• Task brief:
Across the entries below, how many lines contain the word "длиной"? Give the number alone.

• Records supplied:
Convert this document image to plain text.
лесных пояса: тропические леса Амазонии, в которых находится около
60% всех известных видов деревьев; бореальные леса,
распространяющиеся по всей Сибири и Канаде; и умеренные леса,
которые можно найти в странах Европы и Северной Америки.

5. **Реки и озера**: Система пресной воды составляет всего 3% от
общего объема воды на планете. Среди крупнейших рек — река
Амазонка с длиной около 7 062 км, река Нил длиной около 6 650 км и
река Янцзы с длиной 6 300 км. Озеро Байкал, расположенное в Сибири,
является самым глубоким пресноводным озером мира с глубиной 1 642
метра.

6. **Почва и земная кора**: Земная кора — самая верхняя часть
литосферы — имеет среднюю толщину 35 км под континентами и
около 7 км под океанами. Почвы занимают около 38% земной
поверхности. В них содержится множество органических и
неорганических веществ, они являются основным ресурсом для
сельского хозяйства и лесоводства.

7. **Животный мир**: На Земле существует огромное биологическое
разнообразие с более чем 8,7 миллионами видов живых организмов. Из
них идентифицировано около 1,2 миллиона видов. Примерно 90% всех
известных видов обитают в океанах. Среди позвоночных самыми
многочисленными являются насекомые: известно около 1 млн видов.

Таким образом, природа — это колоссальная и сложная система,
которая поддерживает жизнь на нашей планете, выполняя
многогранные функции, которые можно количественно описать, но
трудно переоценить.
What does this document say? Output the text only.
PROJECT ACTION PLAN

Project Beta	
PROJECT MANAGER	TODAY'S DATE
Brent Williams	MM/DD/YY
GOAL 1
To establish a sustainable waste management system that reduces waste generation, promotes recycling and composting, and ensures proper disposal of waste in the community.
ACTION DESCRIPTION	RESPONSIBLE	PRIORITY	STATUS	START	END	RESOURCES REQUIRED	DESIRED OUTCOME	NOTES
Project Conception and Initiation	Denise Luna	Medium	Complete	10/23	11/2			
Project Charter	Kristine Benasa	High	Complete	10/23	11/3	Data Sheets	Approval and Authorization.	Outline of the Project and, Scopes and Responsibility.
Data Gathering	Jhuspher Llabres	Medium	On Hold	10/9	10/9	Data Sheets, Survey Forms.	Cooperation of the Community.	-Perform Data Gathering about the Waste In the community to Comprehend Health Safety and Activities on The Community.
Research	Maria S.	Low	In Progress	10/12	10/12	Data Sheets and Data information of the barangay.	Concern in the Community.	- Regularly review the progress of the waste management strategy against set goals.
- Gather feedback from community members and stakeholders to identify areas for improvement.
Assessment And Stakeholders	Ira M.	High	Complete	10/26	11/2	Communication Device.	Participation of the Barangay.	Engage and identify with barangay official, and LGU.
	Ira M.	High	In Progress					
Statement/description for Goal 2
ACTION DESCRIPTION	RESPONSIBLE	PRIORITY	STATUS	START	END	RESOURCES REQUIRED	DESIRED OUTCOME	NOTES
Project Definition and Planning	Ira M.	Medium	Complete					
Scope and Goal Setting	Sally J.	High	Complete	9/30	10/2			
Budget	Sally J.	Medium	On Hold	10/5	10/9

• Output:
2